→ **EXERCISE**
Hunt for the word "Intensity" across the entries below, copying each line that holds it.

→ **DATA EXCERPTS**
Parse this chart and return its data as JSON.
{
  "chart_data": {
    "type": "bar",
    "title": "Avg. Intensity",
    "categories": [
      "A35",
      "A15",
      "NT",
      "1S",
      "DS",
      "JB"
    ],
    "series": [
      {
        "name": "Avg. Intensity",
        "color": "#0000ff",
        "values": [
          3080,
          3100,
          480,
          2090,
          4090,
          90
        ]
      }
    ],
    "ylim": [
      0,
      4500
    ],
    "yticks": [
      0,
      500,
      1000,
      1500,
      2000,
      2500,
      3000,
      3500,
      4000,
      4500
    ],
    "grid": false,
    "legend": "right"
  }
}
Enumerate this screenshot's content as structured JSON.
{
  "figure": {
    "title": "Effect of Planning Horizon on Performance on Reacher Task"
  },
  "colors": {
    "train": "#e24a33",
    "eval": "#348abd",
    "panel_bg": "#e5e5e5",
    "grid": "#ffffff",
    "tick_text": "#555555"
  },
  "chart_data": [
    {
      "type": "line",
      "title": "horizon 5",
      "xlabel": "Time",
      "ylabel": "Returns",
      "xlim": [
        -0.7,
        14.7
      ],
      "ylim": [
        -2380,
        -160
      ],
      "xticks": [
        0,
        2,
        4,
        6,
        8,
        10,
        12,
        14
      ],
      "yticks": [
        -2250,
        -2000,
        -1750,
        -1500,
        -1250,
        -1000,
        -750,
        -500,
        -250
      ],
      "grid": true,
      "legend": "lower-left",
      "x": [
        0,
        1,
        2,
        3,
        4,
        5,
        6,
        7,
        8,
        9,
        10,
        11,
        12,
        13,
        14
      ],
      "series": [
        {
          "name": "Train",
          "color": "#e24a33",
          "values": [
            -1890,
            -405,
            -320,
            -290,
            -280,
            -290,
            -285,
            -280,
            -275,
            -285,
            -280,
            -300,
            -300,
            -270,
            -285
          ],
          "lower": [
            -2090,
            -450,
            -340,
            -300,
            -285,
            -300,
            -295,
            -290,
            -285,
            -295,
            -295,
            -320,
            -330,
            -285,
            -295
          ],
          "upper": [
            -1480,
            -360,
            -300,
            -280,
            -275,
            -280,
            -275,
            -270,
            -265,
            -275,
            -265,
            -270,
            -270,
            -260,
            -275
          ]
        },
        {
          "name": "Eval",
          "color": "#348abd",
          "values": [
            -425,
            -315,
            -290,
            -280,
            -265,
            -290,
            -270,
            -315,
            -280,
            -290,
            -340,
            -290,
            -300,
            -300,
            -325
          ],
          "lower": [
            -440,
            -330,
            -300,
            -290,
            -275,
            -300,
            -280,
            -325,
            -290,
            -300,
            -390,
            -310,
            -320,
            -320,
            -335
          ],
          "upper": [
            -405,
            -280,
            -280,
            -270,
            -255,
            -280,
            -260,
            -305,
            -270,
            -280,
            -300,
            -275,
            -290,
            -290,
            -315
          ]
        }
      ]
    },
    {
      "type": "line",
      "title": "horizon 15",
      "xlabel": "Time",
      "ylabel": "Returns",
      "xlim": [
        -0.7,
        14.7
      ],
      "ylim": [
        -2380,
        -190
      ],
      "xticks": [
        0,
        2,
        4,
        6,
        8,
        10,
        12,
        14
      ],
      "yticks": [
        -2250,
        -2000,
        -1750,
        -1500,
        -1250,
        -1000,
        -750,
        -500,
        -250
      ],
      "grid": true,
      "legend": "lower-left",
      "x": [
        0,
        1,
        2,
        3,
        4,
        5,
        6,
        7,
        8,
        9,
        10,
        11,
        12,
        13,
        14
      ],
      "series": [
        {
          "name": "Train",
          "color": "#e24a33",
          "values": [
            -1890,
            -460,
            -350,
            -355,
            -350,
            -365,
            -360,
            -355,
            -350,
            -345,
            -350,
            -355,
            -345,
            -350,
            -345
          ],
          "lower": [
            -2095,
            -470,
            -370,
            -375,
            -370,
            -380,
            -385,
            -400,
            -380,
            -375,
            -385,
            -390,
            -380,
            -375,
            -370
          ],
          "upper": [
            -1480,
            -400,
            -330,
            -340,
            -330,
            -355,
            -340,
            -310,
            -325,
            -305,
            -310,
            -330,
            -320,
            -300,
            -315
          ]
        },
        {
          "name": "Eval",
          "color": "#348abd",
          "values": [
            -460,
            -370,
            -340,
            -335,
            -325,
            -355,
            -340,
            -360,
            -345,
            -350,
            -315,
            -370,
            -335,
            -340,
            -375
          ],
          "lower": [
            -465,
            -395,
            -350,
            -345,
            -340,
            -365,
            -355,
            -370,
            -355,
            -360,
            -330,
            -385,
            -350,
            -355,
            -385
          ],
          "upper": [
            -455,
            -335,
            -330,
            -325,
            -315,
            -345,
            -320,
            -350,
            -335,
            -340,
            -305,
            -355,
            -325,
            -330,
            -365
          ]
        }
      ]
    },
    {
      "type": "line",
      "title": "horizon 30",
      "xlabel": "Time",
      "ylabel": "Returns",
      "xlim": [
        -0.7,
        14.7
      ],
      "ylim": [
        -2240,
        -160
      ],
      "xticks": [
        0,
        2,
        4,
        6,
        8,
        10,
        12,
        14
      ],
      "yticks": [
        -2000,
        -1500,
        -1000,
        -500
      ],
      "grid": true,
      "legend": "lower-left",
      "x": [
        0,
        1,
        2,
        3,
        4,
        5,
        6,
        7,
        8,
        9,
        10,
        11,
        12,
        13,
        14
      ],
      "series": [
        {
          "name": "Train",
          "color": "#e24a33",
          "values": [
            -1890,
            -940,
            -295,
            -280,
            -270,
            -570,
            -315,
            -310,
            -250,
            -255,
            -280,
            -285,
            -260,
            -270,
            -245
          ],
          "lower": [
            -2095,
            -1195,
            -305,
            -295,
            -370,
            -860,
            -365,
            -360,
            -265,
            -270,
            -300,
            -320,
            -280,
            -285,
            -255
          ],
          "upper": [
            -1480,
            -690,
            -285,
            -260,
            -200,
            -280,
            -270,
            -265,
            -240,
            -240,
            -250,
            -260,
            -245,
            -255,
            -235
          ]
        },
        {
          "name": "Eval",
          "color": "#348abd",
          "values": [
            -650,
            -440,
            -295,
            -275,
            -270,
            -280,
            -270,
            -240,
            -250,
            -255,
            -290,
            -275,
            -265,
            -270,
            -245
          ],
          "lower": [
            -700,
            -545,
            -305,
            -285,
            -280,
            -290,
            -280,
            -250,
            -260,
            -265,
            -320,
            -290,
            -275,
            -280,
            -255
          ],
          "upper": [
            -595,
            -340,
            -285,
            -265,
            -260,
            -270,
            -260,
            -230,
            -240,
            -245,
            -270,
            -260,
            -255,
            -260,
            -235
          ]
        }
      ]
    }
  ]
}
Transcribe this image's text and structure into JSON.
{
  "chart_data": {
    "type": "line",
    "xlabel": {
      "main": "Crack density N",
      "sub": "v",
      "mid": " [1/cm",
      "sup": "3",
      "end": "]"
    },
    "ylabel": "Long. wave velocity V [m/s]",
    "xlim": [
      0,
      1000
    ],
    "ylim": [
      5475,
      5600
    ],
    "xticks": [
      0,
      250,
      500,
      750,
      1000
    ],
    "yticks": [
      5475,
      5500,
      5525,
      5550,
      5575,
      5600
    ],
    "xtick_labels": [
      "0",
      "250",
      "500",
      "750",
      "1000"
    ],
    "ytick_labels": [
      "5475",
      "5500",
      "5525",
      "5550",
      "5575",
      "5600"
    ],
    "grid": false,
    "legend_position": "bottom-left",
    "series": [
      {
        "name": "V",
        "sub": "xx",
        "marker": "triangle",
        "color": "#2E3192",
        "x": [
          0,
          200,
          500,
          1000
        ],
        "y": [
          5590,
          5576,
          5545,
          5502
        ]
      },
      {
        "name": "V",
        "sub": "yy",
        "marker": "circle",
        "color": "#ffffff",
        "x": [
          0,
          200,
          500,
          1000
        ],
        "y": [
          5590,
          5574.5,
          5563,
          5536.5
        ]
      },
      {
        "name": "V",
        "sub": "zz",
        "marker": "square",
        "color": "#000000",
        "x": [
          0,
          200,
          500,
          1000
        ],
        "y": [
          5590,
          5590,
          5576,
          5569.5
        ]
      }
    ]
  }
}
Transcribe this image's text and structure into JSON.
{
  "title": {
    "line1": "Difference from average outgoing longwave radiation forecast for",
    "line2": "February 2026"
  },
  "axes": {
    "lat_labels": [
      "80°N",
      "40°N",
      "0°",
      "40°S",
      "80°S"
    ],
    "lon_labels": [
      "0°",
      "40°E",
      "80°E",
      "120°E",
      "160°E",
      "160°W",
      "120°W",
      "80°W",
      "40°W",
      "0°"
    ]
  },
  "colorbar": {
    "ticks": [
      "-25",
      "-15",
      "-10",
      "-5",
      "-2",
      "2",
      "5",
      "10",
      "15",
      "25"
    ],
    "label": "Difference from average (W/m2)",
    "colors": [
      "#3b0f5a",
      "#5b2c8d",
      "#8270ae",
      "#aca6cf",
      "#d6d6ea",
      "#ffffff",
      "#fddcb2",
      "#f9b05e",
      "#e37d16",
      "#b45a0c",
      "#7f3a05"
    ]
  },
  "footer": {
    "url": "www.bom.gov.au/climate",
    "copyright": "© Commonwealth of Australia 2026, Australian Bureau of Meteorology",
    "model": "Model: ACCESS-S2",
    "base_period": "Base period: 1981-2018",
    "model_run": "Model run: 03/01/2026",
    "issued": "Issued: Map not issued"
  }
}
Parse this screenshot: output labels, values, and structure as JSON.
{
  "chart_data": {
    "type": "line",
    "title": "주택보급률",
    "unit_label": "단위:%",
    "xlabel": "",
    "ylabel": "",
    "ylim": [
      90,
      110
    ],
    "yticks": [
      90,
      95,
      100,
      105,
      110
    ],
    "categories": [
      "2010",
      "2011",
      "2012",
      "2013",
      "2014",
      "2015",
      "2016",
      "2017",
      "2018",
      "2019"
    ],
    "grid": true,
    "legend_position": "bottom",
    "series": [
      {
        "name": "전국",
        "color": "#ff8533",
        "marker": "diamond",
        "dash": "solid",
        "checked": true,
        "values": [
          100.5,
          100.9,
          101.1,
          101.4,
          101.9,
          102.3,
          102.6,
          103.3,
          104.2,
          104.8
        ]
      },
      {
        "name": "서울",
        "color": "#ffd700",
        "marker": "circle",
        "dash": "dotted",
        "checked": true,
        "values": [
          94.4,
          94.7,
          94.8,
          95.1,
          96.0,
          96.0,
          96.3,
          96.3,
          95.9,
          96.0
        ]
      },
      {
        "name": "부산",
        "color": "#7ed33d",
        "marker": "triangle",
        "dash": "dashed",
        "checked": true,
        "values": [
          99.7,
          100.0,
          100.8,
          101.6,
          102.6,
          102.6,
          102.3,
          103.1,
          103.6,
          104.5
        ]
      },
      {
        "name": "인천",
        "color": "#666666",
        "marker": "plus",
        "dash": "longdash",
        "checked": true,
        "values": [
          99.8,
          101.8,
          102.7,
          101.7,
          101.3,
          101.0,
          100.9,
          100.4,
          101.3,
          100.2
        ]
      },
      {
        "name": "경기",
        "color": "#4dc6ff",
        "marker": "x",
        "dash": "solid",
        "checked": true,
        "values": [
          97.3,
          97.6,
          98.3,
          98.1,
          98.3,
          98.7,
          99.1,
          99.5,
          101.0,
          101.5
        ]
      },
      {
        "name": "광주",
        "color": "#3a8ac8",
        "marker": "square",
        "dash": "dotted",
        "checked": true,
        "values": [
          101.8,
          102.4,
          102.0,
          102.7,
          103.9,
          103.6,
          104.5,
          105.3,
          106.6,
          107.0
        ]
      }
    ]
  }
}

→ **EXERCISE RESPONSE**
    "title": "Avg. Intensity",
        "name": "Avg. Intensity",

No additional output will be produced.